__Records__
-.-.-

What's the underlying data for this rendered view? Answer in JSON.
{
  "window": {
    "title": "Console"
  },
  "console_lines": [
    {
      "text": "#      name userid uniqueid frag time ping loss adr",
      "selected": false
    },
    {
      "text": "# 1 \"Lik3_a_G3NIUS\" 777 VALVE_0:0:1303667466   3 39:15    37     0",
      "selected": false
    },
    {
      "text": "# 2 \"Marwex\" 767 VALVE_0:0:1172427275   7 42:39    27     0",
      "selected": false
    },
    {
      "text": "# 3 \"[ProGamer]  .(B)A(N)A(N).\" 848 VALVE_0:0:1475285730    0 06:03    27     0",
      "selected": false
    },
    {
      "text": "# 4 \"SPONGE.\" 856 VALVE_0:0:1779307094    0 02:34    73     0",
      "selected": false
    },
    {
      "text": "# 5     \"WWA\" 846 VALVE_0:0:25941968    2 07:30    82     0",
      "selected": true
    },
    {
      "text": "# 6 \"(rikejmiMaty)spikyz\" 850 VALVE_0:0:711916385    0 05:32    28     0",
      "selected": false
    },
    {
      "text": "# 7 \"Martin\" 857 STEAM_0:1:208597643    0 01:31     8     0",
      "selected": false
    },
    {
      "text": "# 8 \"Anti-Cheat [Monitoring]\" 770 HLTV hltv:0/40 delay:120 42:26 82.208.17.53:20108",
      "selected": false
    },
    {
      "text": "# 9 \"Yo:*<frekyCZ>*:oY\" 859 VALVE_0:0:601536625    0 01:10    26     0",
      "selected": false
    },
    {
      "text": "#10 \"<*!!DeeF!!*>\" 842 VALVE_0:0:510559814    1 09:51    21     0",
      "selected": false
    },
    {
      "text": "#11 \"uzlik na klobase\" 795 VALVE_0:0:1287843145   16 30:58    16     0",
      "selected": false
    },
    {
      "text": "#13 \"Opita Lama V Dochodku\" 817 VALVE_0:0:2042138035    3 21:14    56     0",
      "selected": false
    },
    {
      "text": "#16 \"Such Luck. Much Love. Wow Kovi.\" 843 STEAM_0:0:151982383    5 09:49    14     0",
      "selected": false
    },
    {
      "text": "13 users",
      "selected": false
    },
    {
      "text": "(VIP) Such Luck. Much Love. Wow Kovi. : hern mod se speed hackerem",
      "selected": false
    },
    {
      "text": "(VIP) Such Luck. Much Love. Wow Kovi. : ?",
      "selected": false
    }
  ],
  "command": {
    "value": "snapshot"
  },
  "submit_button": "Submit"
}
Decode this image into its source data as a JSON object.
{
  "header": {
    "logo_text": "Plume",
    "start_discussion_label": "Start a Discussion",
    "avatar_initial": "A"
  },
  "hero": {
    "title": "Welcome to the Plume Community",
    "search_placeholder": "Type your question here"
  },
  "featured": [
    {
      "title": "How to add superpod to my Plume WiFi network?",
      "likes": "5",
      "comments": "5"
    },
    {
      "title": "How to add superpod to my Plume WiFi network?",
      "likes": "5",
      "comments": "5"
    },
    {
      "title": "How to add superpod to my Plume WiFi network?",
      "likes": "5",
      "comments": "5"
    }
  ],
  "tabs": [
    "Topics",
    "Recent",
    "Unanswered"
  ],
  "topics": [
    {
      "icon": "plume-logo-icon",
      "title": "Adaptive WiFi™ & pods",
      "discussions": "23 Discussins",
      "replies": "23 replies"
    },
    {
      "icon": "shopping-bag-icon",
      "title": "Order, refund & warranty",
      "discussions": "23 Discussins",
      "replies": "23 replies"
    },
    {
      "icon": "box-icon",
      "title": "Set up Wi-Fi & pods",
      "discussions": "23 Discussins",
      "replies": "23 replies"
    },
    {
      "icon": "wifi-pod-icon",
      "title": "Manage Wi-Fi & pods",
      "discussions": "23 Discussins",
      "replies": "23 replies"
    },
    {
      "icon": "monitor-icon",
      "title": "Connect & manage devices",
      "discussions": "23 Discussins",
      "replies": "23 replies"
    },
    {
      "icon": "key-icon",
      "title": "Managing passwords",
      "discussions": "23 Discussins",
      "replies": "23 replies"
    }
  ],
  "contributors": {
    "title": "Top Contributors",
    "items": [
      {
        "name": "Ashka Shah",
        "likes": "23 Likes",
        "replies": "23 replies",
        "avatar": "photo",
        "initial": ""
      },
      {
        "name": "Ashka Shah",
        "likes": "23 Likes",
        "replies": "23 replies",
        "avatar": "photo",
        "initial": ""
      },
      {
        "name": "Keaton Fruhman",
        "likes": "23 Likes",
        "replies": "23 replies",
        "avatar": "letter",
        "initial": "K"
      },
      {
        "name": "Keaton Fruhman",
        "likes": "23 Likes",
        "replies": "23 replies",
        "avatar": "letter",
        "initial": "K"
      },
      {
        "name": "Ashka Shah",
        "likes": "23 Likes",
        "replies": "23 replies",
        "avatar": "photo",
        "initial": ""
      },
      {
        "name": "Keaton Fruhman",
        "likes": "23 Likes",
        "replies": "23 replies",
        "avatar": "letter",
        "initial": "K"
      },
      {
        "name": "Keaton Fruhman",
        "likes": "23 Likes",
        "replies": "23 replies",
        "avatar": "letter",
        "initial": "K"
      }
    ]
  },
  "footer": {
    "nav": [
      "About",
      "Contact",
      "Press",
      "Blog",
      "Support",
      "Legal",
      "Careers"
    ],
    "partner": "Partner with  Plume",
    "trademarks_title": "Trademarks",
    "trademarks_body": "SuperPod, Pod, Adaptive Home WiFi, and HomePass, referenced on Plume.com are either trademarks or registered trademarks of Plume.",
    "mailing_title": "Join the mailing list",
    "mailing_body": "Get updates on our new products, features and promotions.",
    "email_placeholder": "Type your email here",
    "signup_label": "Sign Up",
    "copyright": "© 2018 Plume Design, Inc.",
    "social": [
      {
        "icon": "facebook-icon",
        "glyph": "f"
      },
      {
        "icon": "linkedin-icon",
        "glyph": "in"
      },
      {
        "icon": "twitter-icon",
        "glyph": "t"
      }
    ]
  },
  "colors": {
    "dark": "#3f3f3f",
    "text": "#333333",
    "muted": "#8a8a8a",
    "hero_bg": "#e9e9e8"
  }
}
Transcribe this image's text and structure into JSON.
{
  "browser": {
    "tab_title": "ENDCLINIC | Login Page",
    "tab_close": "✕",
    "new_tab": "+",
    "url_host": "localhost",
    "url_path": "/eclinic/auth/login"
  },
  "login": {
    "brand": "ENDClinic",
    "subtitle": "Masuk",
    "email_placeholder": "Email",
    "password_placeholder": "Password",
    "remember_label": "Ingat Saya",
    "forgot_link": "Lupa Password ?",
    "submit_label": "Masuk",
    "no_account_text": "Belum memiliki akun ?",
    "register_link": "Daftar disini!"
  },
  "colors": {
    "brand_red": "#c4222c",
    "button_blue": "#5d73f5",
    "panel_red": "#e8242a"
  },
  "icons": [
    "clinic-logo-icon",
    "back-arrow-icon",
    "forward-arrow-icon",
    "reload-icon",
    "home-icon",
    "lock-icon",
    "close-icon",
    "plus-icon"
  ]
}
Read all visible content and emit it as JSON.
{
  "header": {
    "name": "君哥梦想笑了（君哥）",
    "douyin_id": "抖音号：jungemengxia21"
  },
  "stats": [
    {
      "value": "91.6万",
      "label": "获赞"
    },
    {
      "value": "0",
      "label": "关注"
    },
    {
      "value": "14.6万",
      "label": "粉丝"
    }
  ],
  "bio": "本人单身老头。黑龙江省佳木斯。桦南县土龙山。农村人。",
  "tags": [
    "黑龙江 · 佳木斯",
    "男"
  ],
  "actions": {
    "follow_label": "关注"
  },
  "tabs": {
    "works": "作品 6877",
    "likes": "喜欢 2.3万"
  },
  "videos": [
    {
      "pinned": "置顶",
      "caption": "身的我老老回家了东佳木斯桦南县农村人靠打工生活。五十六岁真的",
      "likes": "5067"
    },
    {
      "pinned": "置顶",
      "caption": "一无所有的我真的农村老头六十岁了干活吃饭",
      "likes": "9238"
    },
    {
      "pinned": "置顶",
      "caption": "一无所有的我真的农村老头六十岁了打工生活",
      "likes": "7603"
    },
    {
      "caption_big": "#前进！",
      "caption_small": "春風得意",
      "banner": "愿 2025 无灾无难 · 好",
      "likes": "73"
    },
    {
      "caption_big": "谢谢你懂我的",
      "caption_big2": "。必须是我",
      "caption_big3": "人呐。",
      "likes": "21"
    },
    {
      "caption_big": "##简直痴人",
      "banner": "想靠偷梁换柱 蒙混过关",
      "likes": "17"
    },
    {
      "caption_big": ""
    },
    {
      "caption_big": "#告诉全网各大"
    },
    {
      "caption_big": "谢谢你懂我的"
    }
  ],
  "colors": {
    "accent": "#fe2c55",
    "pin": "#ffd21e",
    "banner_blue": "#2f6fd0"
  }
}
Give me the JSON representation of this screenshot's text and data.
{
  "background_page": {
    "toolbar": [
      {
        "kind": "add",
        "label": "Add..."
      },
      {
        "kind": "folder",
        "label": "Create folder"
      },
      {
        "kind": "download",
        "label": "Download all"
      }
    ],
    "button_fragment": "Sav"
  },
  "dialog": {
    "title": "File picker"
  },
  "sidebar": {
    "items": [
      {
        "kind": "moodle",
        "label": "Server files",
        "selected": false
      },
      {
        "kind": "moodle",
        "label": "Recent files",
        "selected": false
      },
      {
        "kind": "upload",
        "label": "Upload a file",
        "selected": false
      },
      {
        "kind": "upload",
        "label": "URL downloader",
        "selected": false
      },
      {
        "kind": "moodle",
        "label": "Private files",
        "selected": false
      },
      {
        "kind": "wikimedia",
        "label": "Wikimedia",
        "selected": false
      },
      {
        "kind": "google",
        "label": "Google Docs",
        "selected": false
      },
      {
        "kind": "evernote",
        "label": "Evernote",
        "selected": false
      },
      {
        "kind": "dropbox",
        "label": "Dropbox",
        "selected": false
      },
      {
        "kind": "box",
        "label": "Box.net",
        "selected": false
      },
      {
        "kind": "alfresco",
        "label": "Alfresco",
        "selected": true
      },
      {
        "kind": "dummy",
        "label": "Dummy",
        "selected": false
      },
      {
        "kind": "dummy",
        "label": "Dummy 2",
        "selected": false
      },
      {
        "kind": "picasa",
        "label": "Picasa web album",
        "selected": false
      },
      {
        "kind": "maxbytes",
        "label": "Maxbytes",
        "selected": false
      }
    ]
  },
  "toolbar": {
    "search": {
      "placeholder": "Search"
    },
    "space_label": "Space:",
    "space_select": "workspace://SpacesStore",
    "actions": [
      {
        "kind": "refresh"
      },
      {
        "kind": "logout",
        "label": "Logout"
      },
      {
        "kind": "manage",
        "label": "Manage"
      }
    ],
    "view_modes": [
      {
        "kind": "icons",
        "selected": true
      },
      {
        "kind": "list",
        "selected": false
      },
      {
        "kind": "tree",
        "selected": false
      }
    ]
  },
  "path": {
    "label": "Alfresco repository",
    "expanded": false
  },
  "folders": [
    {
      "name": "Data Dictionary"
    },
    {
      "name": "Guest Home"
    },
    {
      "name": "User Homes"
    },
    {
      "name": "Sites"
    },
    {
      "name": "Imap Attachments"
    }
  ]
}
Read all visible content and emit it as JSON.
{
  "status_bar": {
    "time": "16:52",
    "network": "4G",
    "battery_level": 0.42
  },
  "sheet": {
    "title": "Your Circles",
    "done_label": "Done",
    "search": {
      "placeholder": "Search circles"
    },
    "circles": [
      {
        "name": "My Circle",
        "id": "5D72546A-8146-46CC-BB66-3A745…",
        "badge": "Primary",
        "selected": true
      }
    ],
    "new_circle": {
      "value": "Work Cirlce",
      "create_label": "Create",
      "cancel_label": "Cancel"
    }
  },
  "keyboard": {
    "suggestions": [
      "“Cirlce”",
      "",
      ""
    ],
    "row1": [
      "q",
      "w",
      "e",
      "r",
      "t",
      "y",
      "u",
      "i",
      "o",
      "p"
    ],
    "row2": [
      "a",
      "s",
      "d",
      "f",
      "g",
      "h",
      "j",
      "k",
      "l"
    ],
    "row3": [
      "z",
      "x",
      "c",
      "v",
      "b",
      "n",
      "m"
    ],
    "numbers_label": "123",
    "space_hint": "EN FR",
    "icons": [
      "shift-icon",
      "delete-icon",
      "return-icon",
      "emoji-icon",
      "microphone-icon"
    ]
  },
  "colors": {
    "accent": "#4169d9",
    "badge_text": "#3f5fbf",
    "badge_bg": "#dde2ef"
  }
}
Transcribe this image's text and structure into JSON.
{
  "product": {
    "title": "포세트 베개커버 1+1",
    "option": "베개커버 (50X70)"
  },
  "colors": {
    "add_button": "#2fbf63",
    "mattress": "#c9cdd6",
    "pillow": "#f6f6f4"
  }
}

-.-.-

__Exercise__
Tell how many lines in the records above contain "Such", giving the number and no other words.

__Exercise result__
3